SUPPLIED ENTRIES section start
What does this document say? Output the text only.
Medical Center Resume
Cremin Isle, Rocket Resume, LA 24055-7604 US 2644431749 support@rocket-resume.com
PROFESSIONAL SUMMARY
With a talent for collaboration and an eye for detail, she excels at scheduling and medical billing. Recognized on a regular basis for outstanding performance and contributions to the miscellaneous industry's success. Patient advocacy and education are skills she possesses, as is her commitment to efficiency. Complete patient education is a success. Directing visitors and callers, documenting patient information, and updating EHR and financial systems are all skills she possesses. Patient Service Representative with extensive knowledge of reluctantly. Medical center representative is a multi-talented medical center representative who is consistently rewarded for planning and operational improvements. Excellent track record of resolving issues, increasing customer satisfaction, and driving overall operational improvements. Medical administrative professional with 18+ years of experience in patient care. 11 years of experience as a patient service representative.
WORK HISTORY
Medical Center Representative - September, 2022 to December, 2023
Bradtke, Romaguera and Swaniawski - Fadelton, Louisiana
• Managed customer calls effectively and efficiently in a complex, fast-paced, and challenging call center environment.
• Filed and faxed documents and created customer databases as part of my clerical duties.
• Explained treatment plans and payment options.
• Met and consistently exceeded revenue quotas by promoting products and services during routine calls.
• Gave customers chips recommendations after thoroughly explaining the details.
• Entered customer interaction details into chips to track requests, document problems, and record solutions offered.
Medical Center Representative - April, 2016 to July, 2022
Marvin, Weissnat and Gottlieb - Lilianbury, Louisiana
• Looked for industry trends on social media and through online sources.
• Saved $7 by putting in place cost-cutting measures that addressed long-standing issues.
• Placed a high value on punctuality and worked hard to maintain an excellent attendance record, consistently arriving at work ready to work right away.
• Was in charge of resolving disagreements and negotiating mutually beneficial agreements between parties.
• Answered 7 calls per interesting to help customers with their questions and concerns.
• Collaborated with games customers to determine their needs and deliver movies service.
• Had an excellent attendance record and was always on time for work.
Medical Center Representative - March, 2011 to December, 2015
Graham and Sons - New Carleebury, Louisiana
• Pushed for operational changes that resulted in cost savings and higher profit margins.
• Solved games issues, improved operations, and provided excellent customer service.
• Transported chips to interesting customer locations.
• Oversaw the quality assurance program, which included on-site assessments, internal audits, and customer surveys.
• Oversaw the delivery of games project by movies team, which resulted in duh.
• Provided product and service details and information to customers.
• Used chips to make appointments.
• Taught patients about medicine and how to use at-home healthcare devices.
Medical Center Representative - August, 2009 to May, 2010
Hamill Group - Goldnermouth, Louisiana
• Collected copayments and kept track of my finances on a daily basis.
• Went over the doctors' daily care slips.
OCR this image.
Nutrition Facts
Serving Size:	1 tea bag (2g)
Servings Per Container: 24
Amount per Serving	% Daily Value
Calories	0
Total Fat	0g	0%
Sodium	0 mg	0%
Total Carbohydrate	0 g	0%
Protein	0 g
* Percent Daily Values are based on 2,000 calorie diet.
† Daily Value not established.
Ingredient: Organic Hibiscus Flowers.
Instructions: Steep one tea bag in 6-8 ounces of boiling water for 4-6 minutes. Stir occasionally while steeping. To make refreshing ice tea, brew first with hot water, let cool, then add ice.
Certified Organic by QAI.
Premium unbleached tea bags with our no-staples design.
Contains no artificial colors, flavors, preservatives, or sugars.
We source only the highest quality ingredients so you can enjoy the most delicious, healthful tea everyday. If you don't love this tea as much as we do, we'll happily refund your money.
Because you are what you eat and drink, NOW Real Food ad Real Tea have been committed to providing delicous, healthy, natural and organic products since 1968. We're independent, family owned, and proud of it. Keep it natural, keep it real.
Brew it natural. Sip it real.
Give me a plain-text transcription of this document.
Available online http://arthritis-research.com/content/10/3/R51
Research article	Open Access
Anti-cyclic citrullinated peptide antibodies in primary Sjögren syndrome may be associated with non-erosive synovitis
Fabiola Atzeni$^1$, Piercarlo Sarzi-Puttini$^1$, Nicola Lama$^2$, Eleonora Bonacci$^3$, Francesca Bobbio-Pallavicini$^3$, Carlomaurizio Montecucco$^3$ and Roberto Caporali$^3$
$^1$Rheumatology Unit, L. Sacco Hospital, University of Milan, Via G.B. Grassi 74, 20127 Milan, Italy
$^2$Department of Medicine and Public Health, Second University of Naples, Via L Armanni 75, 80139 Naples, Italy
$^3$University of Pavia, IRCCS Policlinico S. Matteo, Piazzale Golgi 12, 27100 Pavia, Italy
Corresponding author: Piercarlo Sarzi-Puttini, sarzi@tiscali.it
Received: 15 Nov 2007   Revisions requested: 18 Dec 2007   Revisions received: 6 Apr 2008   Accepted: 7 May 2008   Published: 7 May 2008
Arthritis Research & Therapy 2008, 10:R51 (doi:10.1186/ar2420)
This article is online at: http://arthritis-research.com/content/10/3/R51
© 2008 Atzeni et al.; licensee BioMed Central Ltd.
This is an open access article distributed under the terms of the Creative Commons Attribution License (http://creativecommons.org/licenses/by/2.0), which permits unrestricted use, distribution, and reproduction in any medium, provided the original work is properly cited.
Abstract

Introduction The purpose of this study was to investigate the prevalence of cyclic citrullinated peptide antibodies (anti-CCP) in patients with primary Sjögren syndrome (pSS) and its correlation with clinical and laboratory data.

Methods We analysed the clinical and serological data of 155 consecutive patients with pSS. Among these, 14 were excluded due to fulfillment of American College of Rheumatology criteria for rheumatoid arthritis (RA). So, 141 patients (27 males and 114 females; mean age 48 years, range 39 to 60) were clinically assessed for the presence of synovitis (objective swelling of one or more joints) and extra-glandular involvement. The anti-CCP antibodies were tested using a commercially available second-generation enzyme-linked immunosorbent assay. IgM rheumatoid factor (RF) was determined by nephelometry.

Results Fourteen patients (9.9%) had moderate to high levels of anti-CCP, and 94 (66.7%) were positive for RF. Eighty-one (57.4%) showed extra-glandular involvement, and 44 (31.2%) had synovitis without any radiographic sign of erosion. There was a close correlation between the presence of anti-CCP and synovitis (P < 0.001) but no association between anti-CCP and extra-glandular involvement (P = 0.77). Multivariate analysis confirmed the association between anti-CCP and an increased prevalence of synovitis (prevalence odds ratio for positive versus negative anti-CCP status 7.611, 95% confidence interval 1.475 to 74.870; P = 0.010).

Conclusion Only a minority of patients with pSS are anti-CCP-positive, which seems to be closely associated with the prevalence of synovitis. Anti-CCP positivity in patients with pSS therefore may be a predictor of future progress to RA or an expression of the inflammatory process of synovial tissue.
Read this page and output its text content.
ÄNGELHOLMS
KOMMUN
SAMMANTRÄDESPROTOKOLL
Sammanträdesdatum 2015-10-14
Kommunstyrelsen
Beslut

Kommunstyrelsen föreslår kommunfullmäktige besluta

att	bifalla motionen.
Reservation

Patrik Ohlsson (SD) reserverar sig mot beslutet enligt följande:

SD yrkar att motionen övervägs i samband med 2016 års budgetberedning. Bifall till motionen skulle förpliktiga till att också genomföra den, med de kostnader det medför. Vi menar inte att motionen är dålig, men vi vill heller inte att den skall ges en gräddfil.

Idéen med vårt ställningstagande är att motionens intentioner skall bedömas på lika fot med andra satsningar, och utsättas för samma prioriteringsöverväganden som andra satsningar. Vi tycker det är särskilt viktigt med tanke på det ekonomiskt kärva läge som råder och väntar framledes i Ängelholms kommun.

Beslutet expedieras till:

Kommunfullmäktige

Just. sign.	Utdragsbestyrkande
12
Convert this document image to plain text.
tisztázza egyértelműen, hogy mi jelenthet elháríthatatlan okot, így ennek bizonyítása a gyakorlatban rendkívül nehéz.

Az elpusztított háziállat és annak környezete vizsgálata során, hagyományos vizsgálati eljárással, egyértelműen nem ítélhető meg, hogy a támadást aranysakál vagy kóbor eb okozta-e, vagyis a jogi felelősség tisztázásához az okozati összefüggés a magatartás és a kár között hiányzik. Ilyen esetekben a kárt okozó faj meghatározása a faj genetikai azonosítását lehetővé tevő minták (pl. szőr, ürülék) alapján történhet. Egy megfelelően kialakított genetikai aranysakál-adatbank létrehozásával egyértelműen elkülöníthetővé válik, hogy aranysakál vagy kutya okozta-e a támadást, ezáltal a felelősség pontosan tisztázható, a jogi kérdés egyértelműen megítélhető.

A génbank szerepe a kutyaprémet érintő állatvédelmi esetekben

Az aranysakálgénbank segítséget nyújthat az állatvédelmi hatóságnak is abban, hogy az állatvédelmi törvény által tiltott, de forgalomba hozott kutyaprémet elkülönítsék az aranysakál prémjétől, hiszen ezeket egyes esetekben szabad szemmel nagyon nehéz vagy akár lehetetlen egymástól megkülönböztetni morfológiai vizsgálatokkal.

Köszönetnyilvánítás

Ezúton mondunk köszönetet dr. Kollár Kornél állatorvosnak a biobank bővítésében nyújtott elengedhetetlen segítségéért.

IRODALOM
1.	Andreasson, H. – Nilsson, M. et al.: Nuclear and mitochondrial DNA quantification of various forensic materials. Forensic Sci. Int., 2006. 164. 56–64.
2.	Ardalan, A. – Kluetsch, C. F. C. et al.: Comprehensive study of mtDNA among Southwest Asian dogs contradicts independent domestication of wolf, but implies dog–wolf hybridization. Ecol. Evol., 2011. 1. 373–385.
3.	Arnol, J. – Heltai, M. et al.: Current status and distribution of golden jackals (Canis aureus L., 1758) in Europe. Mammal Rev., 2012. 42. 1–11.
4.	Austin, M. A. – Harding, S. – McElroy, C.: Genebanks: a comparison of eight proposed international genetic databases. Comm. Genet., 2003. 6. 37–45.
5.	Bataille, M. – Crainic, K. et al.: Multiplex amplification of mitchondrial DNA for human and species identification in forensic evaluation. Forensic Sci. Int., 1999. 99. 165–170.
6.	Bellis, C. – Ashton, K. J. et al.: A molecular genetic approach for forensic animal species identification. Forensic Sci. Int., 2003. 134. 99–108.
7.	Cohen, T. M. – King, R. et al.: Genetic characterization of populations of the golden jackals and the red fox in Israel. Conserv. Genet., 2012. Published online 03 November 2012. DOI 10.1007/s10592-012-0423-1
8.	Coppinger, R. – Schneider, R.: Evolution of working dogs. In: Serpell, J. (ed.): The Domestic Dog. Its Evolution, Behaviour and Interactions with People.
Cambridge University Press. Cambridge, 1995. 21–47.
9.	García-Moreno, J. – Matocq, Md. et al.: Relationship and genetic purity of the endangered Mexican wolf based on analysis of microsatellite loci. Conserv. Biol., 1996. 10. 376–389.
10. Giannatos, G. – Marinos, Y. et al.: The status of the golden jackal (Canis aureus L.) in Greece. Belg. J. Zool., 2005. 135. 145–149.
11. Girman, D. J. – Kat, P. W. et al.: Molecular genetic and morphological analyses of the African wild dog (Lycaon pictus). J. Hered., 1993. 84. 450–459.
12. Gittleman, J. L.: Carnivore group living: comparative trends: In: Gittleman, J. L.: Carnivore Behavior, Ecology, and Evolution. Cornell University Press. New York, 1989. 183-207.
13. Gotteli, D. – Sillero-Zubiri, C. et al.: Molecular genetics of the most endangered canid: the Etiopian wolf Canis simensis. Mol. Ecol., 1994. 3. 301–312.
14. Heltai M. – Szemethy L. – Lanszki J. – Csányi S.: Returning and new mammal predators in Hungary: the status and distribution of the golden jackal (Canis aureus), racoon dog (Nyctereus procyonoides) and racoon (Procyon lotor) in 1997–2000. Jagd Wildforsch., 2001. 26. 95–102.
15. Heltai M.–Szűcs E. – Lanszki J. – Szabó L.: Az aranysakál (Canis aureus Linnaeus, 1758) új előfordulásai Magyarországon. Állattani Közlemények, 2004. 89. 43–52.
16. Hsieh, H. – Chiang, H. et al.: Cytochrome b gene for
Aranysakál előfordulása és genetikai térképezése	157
SUPPLIED ENTRIES section end
-- ABOUT THIS EXERCISE --
Return each line from the entries above that includes "December".

-- SOLVED PROBLEM --
Medical Center Representative - September, 2022 to December, 2023
Medical Center Representative - March, 2011 to December, 2015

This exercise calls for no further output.